**Task statement:**
Determine how many lines in the data below contain "ciclo" and write only that number.

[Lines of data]

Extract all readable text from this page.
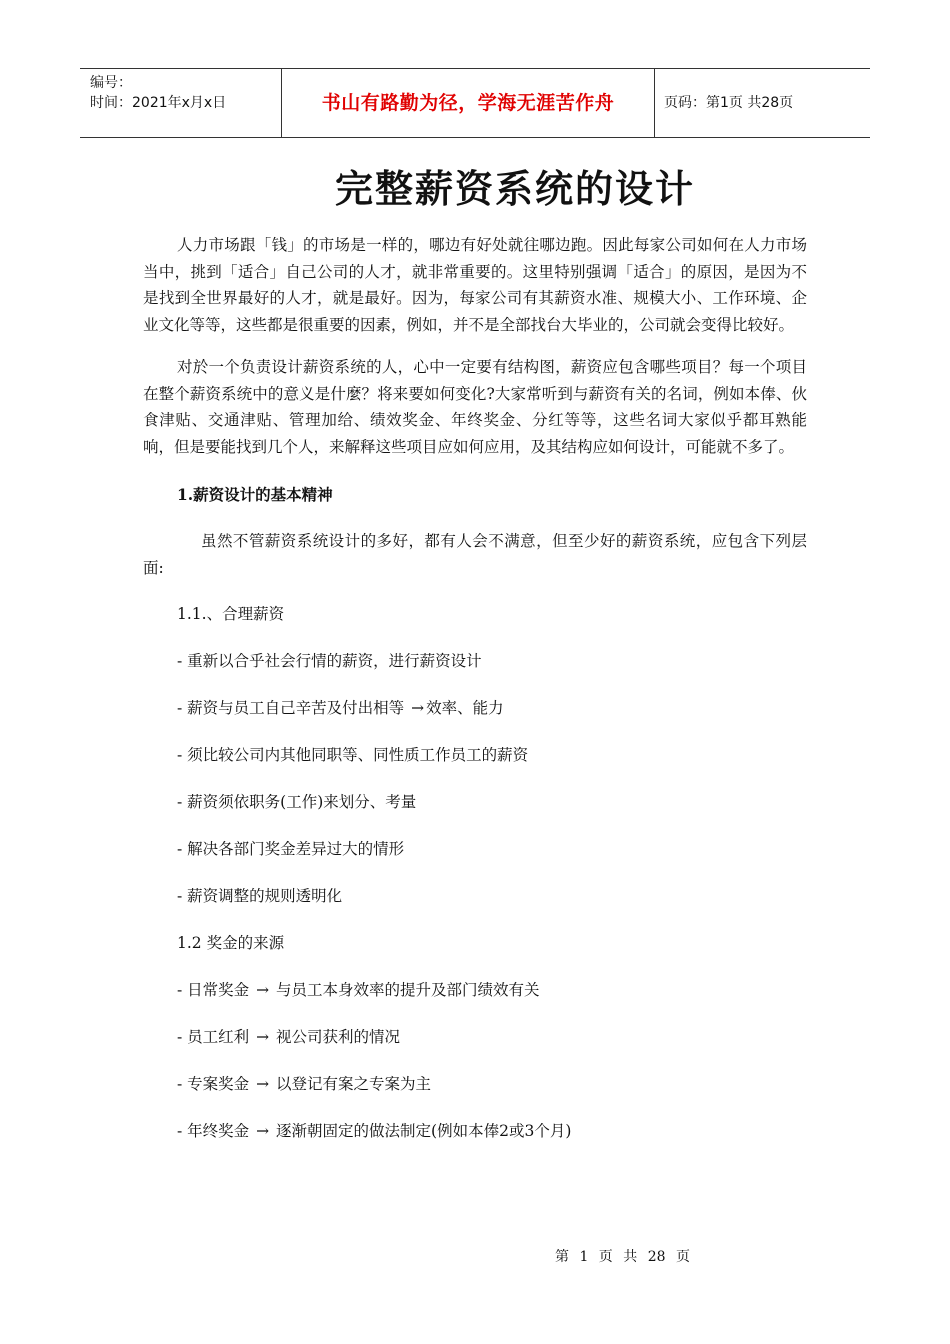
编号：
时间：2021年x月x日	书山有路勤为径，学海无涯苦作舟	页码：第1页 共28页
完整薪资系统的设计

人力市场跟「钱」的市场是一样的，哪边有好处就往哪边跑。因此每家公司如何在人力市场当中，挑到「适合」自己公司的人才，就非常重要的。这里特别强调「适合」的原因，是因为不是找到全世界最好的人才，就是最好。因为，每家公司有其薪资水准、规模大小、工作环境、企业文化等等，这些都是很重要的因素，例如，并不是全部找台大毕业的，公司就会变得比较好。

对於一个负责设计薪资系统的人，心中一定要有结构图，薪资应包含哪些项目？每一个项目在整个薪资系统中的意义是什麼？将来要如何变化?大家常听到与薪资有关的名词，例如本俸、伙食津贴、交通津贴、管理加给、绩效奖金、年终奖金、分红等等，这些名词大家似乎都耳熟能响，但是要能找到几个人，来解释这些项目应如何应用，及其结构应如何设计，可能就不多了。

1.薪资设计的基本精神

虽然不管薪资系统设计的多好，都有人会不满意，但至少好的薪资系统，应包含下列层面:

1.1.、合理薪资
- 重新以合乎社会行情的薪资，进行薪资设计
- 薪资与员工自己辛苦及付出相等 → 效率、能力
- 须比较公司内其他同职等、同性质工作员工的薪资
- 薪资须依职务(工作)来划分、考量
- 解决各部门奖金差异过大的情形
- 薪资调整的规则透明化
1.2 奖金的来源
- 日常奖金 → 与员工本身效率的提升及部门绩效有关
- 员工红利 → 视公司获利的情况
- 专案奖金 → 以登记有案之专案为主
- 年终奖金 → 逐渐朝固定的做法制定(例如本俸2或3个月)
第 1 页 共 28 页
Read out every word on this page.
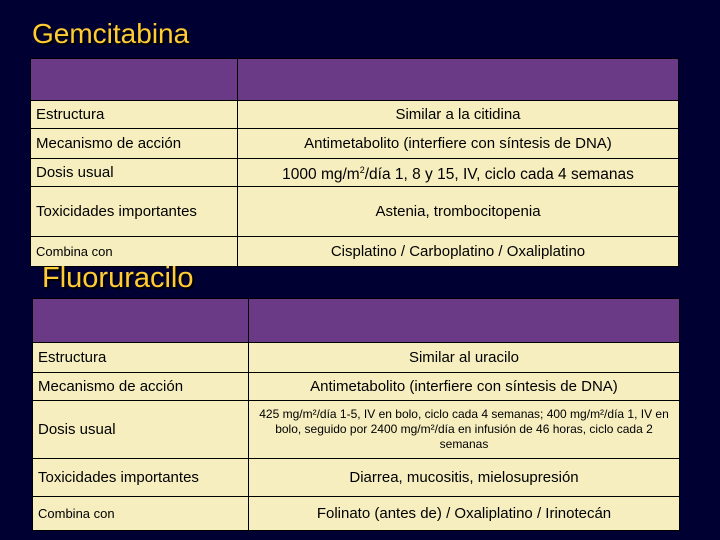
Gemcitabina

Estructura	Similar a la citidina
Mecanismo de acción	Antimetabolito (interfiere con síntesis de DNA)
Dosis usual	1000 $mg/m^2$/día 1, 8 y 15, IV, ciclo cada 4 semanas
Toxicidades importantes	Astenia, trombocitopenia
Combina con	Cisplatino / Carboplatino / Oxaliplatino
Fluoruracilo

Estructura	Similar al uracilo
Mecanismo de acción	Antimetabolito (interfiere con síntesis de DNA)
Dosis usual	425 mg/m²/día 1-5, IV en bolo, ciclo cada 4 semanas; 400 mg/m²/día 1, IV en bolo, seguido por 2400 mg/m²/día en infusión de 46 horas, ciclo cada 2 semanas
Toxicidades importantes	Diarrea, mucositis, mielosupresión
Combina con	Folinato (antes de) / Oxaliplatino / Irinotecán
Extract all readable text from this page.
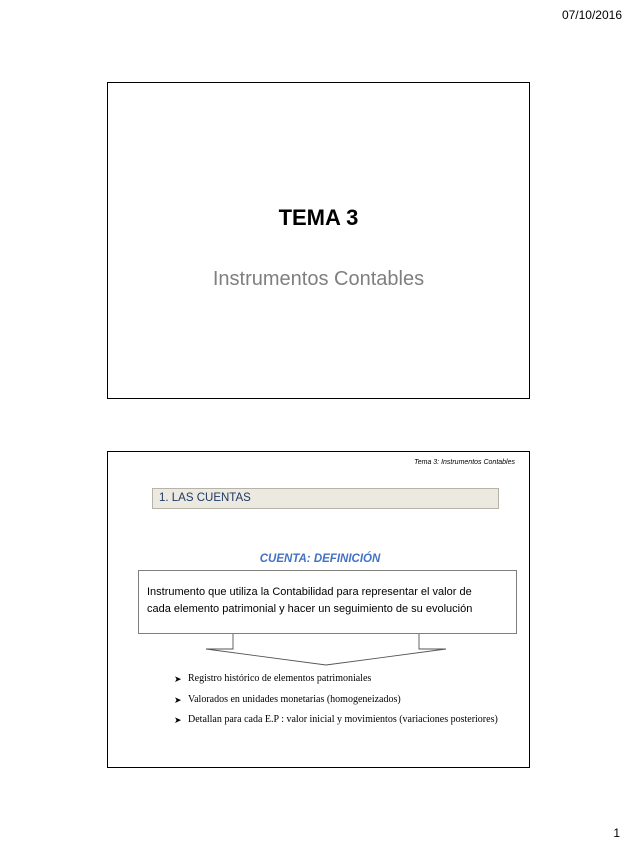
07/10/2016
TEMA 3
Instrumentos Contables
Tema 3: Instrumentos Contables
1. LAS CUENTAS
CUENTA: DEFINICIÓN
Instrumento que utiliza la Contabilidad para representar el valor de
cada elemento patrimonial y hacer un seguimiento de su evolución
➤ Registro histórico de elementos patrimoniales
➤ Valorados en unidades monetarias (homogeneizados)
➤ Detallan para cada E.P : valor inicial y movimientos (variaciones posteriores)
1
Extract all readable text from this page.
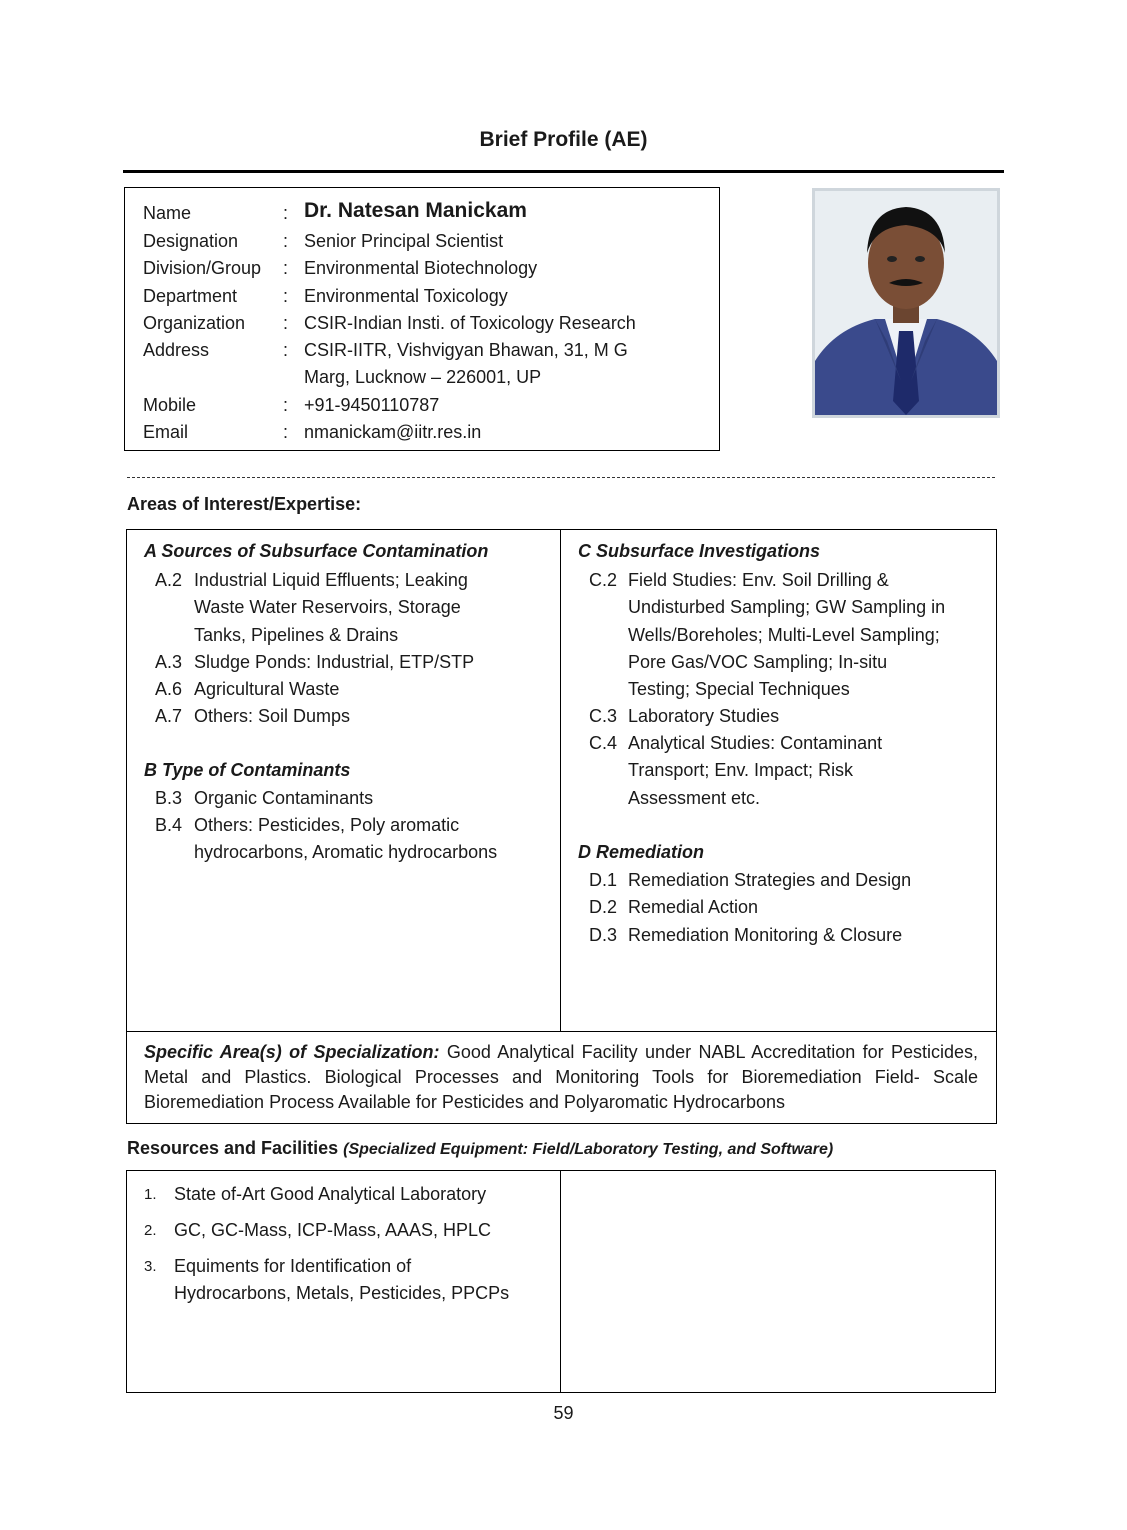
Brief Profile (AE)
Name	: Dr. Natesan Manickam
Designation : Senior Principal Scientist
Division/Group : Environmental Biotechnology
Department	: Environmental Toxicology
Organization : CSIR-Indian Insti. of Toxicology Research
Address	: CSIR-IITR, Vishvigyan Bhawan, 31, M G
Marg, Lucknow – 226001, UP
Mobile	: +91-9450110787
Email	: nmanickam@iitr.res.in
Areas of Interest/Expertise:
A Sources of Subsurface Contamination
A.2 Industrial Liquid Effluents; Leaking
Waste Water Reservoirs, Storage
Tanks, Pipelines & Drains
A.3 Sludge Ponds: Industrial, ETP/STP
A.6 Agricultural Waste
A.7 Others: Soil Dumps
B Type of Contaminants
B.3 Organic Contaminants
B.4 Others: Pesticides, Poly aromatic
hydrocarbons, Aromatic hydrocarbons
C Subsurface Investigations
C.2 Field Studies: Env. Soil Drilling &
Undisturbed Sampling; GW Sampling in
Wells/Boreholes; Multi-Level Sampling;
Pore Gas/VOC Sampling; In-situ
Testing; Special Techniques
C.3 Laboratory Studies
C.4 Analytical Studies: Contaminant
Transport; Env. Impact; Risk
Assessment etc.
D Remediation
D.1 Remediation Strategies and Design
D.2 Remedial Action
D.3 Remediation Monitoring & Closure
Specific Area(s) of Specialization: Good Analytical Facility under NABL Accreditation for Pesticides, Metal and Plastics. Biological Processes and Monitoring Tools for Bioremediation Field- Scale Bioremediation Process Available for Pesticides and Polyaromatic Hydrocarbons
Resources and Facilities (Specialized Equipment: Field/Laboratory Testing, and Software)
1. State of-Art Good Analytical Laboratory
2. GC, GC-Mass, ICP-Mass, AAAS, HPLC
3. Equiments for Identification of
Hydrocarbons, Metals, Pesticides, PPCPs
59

**The reply:**
2